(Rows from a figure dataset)
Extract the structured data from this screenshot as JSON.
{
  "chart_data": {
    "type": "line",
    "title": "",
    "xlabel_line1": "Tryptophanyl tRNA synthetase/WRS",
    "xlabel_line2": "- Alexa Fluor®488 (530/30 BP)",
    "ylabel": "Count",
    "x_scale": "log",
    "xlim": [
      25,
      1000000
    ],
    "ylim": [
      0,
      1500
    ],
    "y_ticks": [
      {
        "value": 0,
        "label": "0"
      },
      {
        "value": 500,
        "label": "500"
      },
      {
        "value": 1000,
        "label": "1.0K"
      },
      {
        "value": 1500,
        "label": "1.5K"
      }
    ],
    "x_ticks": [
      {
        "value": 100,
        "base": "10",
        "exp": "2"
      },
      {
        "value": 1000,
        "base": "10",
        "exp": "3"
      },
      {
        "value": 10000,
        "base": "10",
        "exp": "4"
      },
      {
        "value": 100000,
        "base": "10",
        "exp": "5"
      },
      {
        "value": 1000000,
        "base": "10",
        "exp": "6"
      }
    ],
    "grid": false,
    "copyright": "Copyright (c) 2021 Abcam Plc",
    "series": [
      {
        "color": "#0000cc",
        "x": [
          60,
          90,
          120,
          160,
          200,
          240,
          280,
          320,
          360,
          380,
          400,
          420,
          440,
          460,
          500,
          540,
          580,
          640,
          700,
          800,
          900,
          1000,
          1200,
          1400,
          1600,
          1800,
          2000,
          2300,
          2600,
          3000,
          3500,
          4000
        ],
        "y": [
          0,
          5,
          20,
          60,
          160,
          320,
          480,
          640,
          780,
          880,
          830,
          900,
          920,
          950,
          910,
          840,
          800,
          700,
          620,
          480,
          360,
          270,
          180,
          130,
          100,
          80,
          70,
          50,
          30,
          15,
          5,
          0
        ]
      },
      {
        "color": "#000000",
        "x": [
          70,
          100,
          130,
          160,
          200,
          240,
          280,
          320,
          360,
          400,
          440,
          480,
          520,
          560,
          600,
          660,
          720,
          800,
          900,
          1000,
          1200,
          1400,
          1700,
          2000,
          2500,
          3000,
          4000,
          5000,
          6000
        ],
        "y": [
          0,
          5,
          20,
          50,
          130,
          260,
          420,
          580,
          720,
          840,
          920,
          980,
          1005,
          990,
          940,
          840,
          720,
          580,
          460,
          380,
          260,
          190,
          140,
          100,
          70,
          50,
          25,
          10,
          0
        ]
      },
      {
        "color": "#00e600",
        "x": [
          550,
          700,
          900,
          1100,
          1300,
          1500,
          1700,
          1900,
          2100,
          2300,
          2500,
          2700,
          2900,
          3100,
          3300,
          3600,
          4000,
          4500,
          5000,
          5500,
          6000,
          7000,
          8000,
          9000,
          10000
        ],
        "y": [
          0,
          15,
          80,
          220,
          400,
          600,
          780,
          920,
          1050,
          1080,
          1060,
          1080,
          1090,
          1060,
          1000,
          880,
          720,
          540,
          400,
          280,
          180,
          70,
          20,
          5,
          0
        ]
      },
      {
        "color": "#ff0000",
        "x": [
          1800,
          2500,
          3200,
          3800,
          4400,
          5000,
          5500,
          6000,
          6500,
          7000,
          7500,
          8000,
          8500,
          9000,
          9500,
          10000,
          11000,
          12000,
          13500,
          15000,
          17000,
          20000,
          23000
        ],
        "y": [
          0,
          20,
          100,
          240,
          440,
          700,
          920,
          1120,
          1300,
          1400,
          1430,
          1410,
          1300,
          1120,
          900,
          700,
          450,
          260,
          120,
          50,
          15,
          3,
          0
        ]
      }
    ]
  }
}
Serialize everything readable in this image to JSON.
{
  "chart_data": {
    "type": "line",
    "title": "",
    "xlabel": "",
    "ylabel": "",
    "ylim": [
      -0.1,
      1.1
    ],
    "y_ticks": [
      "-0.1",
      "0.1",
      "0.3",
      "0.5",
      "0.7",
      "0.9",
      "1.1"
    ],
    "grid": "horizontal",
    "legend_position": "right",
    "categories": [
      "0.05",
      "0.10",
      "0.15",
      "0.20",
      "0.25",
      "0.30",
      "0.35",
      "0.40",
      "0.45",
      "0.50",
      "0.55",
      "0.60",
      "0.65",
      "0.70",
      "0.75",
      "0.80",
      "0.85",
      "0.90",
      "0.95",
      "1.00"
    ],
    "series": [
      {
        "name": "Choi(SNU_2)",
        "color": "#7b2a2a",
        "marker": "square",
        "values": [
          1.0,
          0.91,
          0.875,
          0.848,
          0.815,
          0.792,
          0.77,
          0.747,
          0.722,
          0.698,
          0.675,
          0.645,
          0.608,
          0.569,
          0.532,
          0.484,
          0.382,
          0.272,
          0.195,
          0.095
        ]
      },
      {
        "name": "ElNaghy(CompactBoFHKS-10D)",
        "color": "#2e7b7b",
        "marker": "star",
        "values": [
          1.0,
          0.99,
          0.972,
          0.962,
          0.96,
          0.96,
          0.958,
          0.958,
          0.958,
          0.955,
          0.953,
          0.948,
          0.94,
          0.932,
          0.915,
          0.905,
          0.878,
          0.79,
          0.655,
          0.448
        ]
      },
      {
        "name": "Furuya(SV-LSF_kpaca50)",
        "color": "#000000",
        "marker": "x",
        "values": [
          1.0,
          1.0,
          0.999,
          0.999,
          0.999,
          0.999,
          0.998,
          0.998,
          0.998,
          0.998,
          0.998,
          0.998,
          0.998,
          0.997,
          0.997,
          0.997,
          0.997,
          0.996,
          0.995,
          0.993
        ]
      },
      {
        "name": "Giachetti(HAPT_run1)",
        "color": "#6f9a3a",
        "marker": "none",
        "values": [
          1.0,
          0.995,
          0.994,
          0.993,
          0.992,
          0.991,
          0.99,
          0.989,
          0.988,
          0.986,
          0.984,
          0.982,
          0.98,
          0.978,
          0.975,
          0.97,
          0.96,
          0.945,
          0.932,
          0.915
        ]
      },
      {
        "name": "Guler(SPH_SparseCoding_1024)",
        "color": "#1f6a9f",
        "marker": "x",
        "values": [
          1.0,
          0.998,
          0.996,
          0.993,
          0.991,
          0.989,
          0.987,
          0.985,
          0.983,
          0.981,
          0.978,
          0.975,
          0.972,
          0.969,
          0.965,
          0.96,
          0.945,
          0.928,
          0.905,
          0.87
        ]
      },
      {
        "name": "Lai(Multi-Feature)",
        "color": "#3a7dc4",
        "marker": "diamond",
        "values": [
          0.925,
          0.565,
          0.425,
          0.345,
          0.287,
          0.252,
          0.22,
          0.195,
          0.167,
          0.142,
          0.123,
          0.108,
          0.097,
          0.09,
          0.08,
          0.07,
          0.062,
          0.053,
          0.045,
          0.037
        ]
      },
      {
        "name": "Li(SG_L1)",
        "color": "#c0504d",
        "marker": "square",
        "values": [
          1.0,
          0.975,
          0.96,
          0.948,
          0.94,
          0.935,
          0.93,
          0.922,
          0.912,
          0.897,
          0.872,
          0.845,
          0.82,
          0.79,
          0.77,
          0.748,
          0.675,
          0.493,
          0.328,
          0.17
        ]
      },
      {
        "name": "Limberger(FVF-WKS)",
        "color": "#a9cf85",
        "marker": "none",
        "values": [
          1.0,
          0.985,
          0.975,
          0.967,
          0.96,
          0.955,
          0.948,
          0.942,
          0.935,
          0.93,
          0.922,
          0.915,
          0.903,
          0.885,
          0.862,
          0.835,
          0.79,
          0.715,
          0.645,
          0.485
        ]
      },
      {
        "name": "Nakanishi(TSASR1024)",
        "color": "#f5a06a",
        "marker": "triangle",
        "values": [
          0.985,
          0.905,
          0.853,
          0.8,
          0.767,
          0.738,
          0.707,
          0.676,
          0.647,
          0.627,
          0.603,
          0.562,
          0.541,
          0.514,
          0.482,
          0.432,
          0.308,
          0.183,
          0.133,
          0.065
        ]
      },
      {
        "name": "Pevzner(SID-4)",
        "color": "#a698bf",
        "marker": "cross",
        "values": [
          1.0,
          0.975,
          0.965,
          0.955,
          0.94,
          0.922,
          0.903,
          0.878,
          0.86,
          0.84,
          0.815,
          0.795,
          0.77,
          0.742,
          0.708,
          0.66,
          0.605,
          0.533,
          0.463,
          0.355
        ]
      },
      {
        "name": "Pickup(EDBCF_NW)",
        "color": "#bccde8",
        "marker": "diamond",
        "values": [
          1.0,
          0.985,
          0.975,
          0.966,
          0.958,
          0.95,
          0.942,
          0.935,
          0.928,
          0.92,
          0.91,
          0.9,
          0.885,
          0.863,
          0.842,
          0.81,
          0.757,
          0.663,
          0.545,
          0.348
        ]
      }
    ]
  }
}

* _What needs to be done_
Say how many lines contain the string "name", giving nothing but the count.

* _Task answer_
11